Given text —

Then a few years later I came upon Doom 3. Something that struck me was that it was considerably more technically advanced than other contemporary games and much more stable. Firstly, it was visually stunning, you had a metallic shine that I hadn't seen in other games, you had heat effects beautifully visualizing distortions in the air from turbulent flows of hot air. Also, you didn't only have dead textures but you also had interactive panels directly in the textures in the game which I considered mind blowing. But the final aspect of this engine that really made it stand out was how stable it was. For example, switching between the game and other programs is still an issue today, the switching between the game and another program commonly takes around 10 seconds and it is common that when you switch back to the game, you either have a black screen where you cannot do anything but restart the game, or when you switch back, you end up in windowed mode unable to go back to the same old fullscreen mode without restarting the game. With the DOOM3 engine, switching between it and another program was a breeze and you could always rest assured that switching to or from the game will never lead to bad behaviour. Also something else that struck me was how well the engine worked with other applications. You see, on my laptop where I ran the game, when adjusting the volume or changing the contrast or any other hardware specific properties with one of the custom hardware keys of the laptop, a nice graphical HUD or OSD with a bar or other indicator of current volume pops up, beautifully overlayed on top of the desktop with a semitransparent alpha blend effect. Usually while running a game in fullscreen, these HUDs never show up. But in DOOM3 these features had no problems with blending in with the DOOM3 game engine and I was very surprised that it even was possible!

In more recent years I have partially lost touch with the computer games front but I read still with great interest about different technologies out there. I think ID software is or at least used to be one of the major pioneers in the field coming up with very interesting new technologies from time to time. I heard they used a revolutionary texture application method for the game of Rage that speeds things up considerably.

I really liked the half-life series but apart from the physics that were introduced with hl2, I was actually not that impressed with the engine. I like the TES games but to tell the truth, I find the engine those games are based upon to be buggy and bloated. For instance, a game like Skyrim when considering it runs on a PS3, should run very smoothly on a PC even with 2011 years of PC hardware. But the GUI is hopelessly laggy and sluggish.

Supplied information —
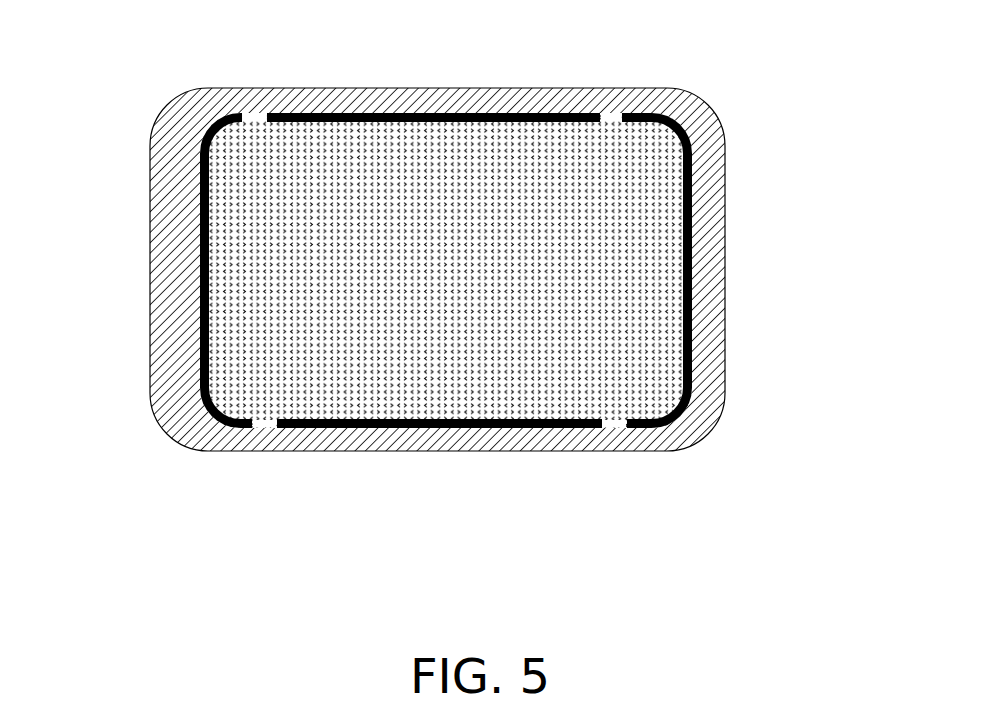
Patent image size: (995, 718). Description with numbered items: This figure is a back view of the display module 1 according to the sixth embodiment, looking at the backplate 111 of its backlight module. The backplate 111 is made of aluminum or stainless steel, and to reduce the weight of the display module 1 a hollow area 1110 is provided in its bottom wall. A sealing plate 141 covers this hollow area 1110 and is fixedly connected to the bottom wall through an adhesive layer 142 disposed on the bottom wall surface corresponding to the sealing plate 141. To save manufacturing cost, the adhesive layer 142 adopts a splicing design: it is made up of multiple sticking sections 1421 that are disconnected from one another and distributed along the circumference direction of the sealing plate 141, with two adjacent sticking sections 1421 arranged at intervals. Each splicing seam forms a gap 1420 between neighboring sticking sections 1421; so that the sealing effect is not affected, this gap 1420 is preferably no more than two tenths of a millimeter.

Task instructions — Please continue the text about game engines, picking up right after its final sentence. The data stands apart from the text about game engines.

The result —
So I was delighted to read that Bethesda were considering teaming up with ID Software for a new game engine to be used with future Fallout and TES series. But my delight was not shared which I experienced in the following now closed thread:

http://www.tomshardware.co.uk/forum/id-2753286/bethesda-fallout-presentation-gamescom-opinion.html#16442789

It doesn't look like Fallout 4 is based on any of the id Tech games but who knows what contributions have been made to their Creation engine.

I cannot say that the Wolfenstein or 'The Evil Within' games that supposedly are based off of the Rage engine are very impressive but I guess that is a matter of feature implementation. But the preview of the latest DOOM game looks very promising:

https://www.youtube.com/watch?v=QjzUFlk0eR8

The particle system implementation together with volumetric lighting and global illumination looks really nice so it still looks promising for ID Software.

Then I saw the following Youtube clips of potential future engines:

https://www.youtube.com/watch?v=5AvCxa9Y9NU

https://www.youtube.com/watch?v=vTF7wz0-AQs

Some people say that Euclideon is fake though.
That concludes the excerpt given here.